▶ [Exercise objective]
Would you return the complete listing below word for word?

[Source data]
----

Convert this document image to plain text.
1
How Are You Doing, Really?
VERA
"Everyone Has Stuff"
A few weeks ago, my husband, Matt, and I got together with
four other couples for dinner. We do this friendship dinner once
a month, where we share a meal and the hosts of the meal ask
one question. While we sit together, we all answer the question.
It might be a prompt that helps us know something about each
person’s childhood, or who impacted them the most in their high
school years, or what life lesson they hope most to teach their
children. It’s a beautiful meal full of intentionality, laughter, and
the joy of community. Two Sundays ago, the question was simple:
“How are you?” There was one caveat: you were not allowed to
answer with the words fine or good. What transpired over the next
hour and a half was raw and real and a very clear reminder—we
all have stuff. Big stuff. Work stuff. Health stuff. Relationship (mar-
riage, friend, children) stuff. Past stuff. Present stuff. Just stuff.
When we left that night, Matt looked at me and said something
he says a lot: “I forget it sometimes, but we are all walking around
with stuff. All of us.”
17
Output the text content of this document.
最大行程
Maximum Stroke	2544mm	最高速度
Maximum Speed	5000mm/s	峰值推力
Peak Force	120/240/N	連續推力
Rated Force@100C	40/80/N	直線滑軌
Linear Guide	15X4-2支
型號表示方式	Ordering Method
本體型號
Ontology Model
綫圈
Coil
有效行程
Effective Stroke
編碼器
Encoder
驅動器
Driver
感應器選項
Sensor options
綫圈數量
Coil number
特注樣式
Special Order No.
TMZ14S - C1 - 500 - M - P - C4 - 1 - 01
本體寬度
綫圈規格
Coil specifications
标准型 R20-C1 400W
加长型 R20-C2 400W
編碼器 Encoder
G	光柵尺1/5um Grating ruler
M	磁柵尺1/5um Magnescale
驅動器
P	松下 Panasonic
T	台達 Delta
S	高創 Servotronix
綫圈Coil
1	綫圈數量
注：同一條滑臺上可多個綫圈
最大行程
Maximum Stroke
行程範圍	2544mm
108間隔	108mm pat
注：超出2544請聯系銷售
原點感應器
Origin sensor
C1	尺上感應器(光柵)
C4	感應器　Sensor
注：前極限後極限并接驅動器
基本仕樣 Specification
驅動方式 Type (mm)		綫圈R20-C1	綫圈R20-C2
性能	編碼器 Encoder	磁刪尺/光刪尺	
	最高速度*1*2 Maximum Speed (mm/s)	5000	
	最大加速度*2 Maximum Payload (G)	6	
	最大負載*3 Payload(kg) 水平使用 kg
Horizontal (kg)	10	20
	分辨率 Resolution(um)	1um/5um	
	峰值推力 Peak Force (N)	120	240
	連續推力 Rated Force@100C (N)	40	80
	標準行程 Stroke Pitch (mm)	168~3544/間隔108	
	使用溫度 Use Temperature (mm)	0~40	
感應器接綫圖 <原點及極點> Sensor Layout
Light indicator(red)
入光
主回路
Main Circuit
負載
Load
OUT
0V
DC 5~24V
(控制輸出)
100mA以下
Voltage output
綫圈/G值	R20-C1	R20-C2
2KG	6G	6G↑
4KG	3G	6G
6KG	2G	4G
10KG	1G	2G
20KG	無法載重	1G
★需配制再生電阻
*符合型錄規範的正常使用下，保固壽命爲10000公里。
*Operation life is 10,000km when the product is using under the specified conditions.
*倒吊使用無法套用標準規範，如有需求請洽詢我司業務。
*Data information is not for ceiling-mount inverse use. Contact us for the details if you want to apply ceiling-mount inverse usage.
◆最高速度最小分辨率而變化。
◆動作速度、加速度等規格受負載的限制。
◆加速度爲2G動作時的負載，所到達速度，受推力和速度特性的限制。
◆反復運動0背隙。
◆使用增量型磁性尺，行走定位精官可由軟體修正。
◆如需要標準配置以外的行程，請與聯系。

----

▶ [The result]
Convert this document image to plain text.
1
How Are You Doing, Really?
VERA
"Everyone Has Stuff"
A few weeks ago, my husband, Matt, and I got together with
four other couples for dinner. We do this friendship dinner once
a month, where we share a meal and the hosts of the meal ask
one question. While we sit together, we all answer the question.
It might be a prompt that helps us know something about each
person’s childhood, or who impacted them the most in their high
school years, or what life lesson they hope most to teach their
children. It’s a beautiful meal full of intentionality, laughter, and
the joy of community. Two Sundays ago, the question was simple:
“How are you?” There was one caveat: you were not allowed to
answer with the words fine or good. What transpired over the next
hour and a half was raw and real and a very clear reminder—we
all have stuff. Big stuff. Work stuff. Health stuff. Relationship (mar-
riage, friend, children) stuff. Past stuff. Present stuff. Just stuff.
When we left that night, Matt looked at me and said something
he says a lot: “I forget it sometimes, but we are all walking around
with stuff. All of us.”
17
Output the text content of this document.
最大行程
Maximum Stroke	2544mm	最高速度
Maximum Speed	5000mm/s	峰值推力
Peak Force	120/240/N	連續推力
Rated Force@100C	40/80/N	直線滑軌
Linear Guide	15X4-2支
型號表示方式	Ordering Method
本體型號
Ontology Model
綫圈
Coil
有效行程
Effective Stroke
編碼器
Encoder
驅動器
Driver
感應器選項
Sensor options
綫圈數量
Coil number
特注樣式
Special Order No.
TMZ14S - C1 - 500 - M - P - C4 - 1 - 01
本體寬度
綫圈規格
Coil specifications
标准型 R20-C1 400W
加长型 R20-C2 400W
編碼器 Encoder
G	光柵尺1/5um Grating ruler
M	磁柵尺1/5um Magnescale
驅動器
P	松下 Panasonic
T	台達 Delta
S	高創 Servotronix
綫圈Coil
1	綫圈數量
注：同一條滑臺上可多個綫圈
最大行程
Maximum Stroke
行程範圍	2544mm
108間隔	108mm pat
注：超出2544請聯系銷售
原點感應器
Origin sensor
C1	尺上感應器(光柵)
C4	感應器　Sensor
注：前極限後極限并接驅動器
基本仕樣 Specification
驅動方式 Type (mm)		綫圈R20-C1	綫圈R20-C2
性能	編碼器 Encoder	磁刪尺/光刪尺	
	最高速度*1*2 Maximum Speed (mm/s)	5000	
	最大加速度*2 Maximum Payload (G)	6	
	最大負載*3 Payload(kg) 水平使用 kg
Horizontal (kg)	10	20
	分辨率 Resolution(um)	1um/5um	
	峰值推力 Peak Force (N)	120	240
	連續推力 Rated Force@100C (N)	40	80
	標準行程 Stroke Pitch (mm)	168~3544/間隔108	
	使用溫度 Use Temperature (mm)	0~40	
感應器接綫圖 <原點及極點> Sensor Layout
Light indicator(red)
入光
主回路
Main Circuit
負載
Load
OUT
0V
DC 5~24V
(控制輸出)
100mA以下
Voltage output
綫圈/G值	R20-C1	R20-C2
2KG	6G	6G↑
4KG	3G	6G
6KG	2G	4G
10KG	1G	2G
20KG	無法載重	1G
★需配制再生電阻
*符合型錄規範的正常使用下，保固壽命爲10000公里。
*Operation life is 10,000km when the product is using under the specified conditions.
*倒吊使用無法套用標準規範，如有需求請洽詢我司業務。
*Data information is not for ceiling-mount inverse use. Contact us for the details if you want to apply ceiling-mount inverse usage.
◆最高速度最小分辨率而變化。
◆動作速度、加速度等規格受負載的限制。
◆加速度爲2G動作時的負載，所到達速度，受推力和速度特性的限制。
◆反復運動0背隙。
◆使用增量型磁性尺，行走定位精官可由軟體修正。
◆如需要標準配置以外的行程，請與聯系。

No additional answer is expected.